▸ **STATED PROBLEM**
Find the string "nous" in the listing and report every line that has it.

Extracted records
/---
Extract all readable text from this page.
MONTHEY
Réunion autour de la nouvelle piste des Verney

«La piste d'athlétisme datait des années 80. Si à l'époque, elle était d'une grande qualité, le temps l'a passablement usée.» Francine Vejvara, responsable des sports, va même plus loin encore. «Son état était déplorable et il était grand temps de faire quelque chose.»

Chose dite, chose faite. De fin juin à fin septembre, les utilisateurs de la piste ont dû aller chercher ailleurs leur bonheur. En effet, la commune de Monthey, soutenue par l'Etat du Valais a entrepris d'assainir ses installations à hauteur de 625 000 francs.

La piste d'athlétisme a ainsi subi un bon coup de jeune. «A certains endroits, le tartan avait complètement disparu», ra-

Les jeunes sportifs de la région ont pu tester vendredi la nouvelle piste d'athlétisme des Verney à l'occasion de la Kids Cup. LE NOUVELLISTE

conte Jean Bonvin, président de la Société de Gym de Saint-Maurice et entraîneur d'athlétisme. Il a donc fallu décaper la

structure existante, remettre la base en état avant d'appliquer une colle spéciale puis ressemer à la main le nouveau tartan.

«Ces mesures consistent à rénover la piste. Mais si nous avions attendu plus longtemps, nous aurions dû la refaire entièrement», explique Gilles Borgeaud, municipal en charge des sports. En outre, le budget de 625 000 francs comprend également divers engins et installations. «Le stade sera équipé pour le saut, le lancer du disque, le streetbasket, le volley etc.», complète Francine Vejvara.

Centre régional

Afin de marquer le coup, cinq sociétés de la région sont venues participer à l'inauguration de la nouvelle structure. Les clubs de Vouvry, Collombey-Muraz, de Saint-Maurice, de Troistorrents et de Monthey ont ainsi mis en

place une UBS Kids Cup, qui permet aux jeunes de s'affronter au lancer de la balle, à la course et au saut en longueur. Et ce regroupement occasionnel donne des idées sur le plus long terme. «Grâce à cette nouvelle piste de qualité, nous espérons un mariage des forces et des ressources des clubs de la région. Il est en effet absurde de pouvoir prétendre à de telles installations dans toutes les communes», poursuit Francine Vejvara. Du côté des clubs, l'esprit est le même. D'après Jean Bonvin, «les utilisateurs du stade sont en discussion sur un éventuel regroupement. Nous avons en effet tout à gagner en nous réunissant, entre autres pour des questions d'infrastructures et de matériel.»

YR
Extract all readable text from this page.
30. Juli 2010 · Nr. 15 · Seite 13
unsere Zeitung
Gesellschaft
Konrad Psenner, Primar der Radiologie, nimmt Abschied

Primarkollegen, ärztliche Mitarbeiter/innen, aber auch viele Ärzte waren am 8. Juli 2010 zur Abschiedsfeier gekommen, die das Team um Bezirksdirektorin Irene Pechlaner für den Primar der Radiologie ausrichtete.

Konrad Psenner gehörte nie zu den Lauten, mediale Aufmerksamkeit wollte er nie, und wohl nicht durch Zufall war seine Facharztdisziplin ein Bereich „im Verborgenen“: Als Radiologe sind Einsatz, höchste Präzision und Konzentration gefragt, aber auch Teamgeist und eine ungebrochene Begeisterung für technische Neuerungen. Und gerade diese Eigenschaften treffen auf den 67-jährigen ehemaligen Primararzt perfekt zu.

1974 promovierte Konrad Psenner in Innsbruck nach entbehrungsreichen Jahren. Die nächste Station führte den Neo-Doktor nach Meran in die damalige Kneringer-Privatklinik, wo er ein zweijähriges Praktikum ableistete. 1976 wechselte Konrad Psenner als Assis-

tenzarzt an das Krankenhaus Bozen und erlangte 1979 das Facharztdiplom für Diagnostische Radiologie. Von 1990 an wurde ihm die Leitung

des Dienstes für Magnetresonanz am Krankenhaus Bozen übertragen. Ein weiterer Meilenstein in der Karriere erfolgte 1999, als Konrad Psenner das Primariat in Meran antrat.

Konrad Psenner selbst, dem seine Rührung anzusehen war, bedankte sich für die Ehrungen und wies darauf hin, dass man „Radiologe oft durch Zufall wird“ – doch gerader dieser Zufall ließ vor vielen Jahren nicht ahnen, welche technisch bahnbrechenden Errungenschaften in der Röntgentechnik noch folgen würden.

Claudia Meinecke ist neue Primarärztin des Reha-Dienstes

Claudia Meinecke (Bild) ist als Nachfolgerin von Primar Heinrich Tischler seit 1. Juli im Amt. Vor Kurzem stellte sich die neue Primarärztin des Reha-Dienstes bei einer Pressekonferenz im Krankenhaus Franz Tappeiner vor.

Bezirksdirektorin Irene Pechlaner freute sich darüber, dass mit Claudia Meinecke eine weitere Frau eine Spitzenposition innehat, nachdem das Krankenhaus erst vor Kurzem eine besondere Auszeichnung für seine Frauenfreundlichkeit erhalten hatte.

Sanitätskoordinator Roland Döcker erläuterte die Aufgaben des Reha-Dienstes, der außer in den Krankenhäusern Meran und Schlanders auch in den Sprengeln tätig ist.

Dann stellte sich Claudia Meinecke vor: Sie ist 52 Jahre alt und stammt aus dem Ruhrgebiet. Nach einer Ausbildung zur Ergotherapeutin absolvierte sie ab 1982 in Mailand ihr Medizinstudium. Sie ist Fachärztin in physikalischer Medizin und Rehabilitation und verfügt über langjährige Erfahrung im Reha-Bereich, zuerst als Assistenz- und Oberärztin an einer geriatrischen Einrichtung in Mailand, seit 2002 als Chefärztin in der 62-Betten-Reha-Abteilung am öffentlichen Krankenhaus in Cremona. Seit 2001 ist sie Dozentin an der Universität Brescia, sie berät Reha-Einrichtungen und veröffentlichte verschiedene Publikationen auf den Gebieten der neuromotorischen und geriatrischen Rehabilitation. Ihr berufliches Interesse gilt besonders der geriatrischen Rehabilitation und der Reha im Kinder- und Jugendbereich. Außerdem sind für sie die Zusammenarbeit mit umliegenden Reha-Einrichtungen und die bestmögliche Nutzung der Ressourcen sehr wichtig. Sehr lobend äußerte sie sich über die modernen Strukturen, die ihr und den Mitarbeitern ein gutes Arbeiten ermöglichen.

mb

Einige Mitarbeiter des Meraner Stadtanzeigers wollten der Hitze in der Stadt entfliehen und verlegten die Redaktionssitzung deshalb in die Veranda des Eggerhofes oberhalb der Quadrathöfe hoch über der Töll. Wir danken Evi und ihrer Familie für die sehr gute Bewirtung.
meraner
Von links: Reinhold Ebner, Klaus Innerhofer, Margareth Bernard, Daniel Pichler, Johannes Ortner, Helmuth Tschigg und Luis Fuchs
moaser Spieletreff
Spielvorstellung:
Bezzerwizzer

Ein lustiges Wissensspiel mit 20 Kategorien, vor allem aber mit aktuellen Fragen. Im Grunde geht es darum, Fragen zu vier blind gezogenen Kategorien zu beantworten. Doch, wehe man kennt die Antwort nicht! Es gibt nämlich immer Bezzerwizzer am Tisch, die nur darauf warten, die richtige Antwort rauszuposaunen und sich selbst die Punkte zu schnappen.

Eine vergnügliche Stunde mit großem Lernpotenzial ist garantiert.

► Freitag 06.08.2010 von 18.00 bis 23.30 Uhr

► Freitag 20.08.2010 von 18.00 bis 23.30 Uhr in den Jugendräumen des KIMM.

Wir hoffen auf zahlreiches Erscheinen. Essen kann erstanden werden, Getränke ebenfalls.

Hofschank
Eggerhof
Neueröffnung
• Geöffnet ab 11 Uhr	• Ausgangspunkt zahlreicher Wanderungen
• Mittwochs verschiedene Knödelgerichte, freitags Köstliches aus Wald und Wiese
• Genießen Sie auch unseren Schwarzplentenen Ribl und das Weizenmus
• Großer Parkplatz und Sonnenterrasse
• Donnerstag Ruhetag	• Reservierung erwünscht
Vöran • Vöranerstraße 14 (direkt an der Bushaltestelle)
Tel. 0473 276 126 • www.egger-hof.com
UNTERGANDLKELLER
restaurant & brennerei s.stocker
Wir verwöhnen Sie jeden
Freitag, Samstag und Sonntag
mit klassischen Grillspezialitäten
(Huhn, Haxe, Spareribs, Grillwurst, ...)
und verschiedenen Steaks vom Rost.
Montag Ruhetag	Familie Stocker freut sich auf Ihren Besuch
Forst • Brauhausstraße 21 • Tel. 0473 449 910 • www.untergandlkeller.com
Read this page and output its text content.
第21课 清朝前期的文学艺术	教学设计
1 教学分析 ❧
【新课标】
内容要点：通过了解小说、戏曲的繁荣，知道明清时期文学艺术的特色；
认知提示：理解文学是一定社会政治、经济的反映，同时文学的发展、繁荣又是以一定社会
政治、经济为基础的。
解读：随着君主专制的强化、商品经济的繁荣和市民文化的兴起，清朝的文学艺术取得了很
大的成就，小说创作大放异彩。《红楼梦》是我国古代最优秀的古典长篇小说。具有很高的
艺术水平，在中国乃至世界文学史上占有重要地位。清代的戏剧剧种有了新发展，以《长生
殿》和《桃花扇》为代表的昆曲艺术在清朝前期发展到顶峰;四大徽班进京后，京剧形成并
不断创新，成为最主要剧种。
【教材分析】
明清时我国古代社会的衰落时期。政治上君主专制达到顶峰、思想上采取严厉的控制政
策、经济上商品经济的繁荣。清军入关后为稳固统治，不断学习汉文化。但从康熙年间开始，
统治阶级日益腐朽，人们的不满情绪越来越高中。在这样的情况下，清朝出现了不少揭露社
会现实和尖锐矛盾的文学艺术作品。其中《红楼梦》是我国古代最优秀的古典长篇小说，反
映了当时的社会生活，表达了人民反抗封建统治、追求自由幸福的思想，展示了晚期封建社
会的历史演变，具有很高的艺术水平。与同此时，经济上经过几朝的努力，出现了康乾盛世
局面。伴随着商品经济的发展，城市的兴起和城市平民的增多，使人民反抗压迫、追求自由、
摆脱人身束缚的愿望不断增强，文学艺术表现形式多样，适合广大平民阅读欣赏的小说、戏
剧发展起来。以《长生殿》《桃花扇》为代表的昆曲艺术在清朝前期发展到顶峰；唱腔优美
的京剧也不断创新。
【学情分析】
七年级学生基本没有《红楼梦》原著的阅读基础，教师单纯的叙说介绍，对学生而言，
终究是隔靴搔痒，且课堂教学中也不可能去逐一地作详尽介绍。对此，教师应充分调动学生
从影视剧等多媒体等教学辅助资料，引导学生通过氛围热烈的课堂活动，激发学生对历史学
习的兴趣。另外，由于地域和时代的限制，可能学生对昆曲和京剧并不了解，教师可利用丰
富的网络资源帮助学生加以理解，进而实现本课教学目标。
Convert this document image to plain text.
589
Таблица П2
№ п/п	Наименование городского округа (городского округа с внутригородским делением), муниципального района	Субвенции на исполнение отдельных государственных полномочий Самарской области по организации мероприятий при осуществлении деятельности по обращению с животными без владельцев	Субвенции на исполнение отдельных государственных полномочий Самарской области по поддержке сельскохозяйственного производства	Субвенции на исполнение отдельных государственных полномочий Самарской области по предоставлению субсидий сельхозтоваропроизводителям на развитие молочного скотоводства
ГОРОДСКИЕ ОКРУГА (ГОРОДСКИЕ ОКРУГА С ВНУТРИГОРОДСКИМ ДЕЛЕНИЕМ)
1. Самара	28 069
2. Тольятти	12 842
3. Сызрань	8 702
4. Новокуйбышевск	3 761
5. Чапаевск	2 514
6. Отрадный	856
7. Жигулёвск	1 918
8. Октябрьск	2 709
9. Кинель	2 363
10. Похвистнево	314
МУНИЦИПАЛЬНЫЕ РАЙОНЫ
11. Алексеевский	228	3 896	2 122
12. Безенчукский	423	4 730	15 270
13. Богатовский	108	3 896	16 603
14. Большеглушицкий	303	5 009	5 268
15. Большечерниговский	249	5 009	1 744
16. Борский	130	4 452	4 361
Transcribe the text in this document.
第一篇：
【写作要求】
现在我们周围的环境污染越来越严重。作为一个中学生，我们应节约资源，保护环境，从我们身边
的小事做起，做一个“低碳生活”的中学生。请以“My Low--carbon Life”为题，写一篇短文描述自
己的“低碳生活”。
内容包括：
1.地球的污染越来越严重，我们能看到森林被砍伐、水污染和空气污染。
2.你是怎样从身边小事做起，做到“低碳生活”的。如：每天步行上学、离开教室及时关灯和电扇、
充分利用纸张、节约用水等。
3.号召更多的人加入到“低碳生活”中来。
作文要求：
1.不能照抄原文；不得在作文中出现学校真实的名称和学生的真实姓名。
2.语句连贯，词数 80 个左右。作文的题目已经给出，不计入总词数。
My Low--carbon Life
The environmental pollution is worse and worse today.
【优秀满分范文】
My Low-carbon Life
\---
▸ **RESPONSE TO THIS EXERCISE**
«Ces mesures consistent à rénover la piste. Mais si nous avions attendu plus longtemps, nous aurions dû la refaire entièrement», explique Gilles Borgeaud, municipal en charge des sports. En outre, le budget de 625 000 francs comprend également divers engins et installations. «Le stade sera équipé pour le saut, le lancer du disque, le streetbasket, le volley etc.», complète Francine Vejvara.
place une UBS Kids Cup, qui permet aux jeunes de s'affronter au lancer de la balle, à la course et au saut en longueur. Et ce regroupement occasionnel donne des idées sur le plus long terme. «Grâce à cette nouvelle piste de qualité, nous espérons un mariage des forces et des ressources des clubs de la région. Il est en effet absurde de pouvoir prétendre à de telles installations dans toutes les communes», poursuit Francine Vejvara. Du côté des clubs, l'esprit est le même. D'après Jean Bonvin, «les utilisateurs du stade sont en discussion sur un éventuel regroupement. Nous avons en effet tout à gagner en nous réunissant, entre autres pour des questions d'infrastructures et de matériel.»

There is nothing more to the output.